> **Quoted passage**:
..........
Thomas Jane (born Thomas Elliott III; February 22, 1969) is an American actor. He is known for appearing in the films Padamati Sandhya Ragam (1987), Boogie Nights (1997), Deep Blue Sea (1999), Under Suspicion (2000), The Punisher (2004), The Mist (2007), Mutant Chronicles (2008), 1922 (2017), and The Predator (2018). Jane's television roles include Mickey Mantle in the television film 61* (2001), and starring in the HBO series Hung (2009–2011) and the Syfy/Amazon Video series The Expanse (2015–2022). He is the founder of RAW Studios, an entertainment company that releases comic books he has written, the first of which was Bad Planet. He made his directorial debut with the crime thriller Dark Country (2009), in which he also starred.

Early life 
Jane was born February 22, 1969, in Baltimore, Maryland, the son of Cynthia (née Jane), an antiques dealer, and Thomas Elliott, Jr., a genetic engineer. He is of Irish, Scottish, and some German-Jewish and Native American descent. He attended Thomas Sprigg Wootton High School but dropped out and moved to Hollywood to pursue an acting career. He was initially homeless and lived out of his car, often doing street performances to earn money: "I had two songs in my repertoire that I hammered to death, 'Hey Joe' and 'Knockin' on Heaven's Door'. People used to pelt me with change just to shut me up."

Career 
Jane began his acting career with the Indian Telugu language film Padamati Sandhya Ragam (1987), directed by Jandhyala. His early roles included the Hustler in I'll Love You Forever … Tonight (1992), Zeph in Buffy the Vampire Slayer (1992), and Billy in Nemesis (1992). He also had supporting roles in several high-profile films, including The Crow: City of Angels (1996), Boogie Nights (1997), The Thin Red Line (1998), Thursday (1998), and Magnolia (1999). After receiving critical acclaim as baseball player Mickey Mantle in 61*, Jane received offers for leading roles beginning with Andre Stander in the South African film Stander (2003), for which he gained further critical acclaim.

Along with director Jonathan Hensleigh and Avi Arad, Jane has said he was the first and only actor to be asked to play the title role in the film The Punisher (2004). He turned down the role twice, as he did not have much interest in the superhero genre. When they asked him the second time to play the Punisher,  Tim Bradstreet's artwork of the character secured his interest. After finding out that the character was not a traditional superhero, but more of an antihero and a vigilante crime fighter, he accepted, became a fan, then trained for several months with Navy SEALs, gaining more than  of muscle.
..........
> **Exercise data**:
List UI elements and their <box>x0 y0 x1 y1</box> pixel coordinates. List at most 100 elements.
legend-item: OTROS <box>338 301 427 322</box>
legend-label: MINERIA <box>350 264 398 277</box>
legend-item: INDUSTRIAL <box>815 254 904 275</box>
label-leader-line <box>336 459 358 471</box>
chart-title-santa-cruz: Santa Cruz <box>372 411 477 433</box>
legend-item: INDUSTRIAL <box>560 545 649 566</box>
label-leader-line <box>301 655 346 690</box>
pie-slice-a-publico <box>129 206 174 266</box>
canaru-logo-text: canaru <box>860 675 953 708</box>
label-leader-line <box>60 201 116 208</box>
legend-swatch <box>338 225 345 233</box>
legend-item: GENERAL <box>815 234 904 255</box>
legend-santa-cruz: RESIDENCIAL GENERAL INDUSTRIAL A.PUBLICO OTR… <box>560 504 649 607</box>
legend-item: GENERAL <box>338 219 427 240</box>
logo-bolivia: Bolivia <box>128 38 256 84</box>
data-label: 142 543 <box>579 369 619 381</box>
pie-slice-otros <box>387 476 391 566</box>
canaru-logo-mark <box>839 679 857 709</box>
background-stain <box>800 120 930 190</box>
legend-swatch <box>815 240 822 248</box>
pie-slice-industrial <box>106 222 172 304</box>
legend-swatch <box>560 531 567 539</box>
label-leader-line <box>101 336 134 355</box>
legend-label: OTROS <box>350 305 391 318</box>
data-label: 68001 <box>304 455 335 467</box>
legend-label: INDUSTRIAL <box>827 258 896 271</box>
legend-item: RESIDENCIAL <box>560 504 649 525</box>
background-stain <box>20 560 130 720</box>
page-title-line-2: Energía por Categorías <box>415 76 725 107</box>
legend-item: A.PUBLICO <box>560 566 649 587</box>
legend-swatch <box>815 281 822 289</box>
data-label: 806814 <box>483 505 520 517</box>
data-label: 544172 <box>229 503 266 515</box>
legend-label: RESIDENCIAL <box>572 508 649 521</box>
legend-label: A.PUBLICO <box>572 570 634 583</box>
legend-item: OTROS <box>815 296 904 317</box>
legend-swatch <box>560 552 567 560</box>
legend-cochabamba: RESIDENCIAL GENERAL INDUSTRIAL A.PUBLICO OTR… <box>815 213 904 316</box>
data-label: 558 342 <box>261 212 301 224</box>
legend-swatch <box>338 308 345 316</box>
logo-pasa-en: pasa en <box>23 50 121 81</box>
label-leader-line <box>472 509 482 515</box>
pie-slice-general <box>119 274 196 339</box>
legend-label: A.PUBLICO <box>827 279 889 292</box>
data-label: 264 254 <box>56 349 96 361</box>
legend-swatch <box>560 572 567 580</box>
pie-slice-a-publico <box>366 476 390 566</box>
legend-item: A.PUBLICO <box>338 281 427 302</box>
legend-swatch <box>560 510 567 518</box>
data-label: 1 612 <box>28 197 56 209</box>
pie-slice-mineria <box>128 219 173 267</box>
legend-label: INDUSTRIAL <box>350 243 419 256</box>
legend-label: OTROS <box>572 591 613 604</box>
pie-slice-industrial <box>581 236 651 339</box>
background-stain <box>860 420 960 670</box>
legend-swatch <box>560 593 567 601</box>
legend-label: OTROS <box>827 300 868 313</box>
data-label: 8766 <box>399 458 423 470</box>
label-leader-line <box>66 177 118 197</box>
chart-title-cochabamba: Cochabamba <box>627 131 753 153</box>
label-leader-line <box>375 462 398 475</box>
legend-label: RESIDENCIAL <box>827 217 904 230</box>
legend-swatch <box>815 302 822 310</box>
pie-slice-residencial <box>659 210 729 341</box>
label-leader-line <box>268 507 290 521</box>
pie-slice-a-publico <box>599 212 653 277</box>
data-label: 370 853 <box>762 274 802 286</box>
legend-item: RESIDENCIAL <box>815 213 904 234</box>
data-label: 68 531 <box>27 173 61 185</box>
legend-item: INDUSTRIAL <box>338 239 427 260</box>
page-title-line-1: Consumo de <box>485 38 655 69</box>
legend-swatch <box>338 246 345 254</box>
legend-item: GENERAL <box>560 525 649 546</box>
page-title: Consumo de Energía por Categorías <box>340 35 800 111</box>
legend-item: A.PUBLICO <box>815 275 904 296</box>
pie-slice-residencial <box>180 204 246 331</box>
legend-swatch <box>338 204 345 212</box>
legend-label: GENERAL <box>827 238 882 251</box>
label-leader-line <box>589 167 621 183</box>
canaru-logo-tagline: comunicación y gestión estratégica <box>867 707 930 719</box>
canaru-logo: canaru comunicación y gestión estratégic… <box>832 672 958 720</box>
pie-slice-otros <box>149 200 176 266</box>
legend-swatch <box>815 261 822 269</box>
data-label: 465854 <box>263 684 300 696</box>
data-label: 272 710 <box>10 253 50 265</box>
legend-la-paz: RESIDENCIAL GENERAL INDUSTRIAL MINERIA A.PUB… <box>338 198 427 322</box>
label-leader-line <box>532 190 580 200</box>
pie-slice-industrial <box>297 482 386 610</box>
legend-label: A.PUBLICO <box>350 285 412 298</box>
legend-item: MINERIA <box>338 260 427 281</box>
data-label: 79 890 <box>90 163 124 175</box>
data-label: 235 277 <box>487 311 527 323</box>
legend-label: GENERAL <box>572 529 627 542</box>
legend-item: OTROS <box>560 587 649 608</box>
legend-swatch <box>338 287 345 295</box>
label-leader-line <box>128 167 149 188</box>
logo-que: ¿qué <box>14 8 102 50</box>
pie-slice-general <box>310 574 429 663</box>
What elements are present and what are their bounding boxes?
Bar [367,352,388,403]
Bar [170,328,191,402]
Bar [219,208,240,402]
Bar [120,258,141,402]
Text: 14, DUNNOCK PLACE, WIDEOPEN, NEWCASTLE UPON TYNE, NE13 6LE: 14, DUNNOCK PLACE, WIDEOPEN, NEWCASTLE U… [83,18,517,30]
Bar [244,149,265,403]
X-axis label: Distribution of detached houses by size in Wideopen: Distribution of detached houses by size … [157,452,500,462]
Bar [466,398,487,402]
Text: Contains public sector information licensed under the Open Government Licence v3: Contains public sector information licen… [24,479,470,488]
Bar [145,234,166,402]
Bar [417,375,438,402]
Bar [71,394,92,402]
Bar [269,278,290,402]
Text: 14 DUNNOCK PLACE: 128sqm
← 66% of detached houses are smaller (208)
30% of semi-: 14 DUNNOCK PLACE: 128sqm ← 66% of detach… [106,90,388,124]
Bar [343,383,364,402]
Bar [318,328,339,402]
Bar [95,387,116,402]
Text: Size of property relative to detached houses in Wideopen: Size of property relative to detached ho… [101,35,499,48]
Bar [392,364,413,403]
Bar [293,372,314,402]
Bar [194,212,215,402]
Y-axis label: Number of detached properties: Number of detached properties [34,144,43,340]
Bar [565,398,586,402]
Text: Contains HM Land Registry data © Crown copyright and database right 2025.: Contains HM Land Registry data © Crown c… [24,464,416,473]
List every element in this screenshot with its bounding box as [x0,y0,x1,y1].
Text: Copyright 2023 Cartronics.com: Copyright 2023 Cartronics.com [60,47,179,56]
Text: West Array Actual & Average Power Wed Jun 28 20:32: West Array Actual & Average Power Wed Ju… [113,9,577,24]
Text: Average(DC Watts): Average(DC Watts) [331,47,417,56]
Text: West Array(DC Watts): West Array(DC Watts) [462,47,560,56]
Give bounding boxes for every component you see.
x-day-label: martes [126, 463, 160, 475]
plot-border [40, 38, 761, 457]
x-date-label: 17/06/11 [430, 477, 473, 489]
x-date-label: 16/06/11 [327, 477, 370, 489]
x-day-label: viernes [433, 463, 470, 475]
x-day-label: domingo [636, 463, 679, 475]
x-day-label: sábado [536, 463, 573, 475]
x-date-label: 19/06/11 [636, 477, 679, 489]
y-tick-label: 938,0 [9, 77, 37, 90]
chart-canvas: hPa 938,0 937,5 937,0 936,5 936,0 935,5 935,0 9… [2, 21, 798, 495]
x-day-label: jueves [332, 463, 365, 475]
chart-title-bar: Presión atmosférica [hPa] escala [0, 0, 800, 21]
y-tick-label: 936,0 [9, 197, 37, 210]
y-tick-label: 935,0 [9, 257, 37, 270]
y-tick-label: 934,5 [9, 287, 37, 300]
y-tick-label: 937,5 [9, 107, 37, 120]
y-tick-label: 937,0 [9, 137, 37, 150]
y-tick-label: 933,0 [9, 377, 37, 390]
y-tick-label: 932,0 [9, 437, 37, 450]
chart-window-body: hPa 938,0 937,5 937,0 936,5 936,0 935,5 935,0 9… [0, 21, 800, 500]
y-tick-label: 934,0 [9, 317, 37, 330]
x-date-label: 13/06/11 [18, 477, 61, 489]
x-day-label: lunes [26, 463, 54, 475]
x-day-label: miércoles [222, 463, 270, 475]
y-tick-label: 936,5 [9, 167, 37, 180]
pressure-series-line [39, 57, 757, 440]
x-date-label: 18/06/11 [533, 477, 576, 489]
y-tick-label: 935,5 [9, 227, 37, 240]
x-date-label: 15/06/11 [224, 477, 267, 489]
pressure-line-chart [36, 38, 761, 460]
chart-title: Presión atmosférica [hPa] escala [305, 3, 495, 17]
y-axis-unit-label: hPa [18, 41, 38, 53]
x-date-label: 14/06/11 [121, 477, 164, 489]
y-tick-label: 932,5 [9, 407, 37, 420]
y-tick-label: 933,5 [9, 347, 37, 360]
..........
Repeat word for word the part of the text about Thomas Jane from "Thomas Jane (born" to "he also starred.". The records are separate from the text about Thomas Jane.

> **Solution below**:
Thomas Jane (born Thomas Elliott III; February 22, 1969) is an American actor. He is known for appearing in the films Padamati Sandhya Ragam (1987), Boogie Nights (1997), Deep Blue Sea (1999), Under Suspicion (2000), The Punisher (2004), The Mist (2007), Mutant Chronicles (2008), 1922 (2017), and The Predator (2018). Jane's television roles include Mickey Mantle in the television film 61* (2001), and starring in the HBO series Hung (2009–2011) and the Syfy/Amazon Video series The Expanse (2015–2022). He is the founder of RAW Studios, an entertainment company that releases comic books he has written, the first of which was Bad Planet. He made his directorial debut with the crime thriller Dark Country (2009), in which he also starred.